Dataset records:
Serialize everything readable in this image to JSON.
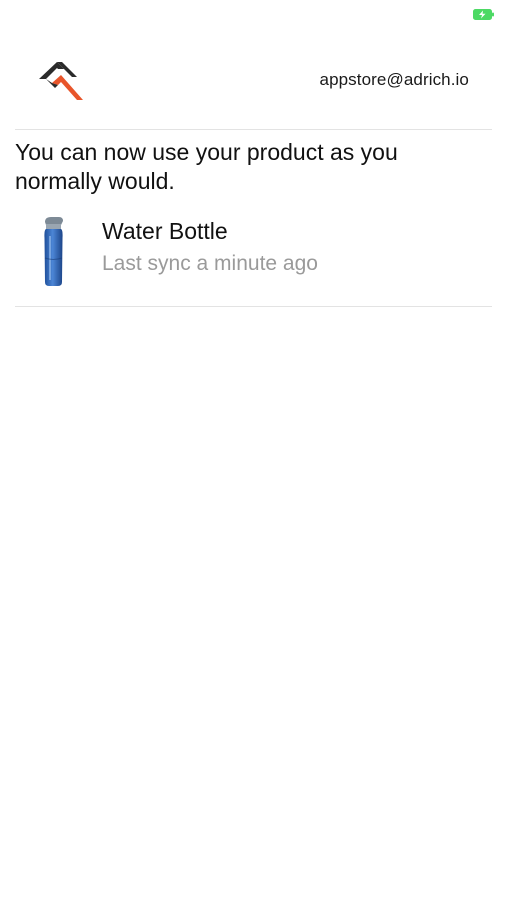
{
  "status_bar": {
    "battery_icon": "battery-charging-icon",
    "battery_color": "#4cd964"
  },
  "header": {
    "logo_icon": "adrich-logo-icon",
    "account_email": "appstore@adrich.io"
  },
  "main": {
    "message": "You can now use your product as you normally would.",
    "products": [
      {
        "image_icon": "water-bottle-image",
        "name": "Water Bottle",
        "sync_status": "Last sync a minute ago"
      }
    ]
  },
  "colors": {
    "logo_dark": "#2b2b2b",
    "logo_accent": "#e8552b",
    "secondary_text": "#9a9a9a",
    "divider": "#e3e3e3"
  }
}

What is asked: Copy the material exactly. Do not include the pictures.

Finished exercise:
Serialize everything readable in this image to JSON.
{
  "status_bar": {
    "battery_icon": "battery-charging-icon",
    "battery_color": "#4cd964"
  },
  "header": {
    "logo_icon": "adrich-logo-icon",
    "account_email": "appstore@adrich.io"
  },
  "main": {
    "message": "You can now use your product as you normally would.",
    "products": [
      {
        "image_icon": "water-bottle-image",
        "name": "Water Bottle",
        "sync_status": "Last sync a minute ago"
      }
    ]
  },
  "colors": {
    "logo_dark": "#2b2b2b",
    "logo_accent": "#e8552b",
    "secondary_text": "#9a9a9a",
    "divider": "#e3e3e3"
  }
}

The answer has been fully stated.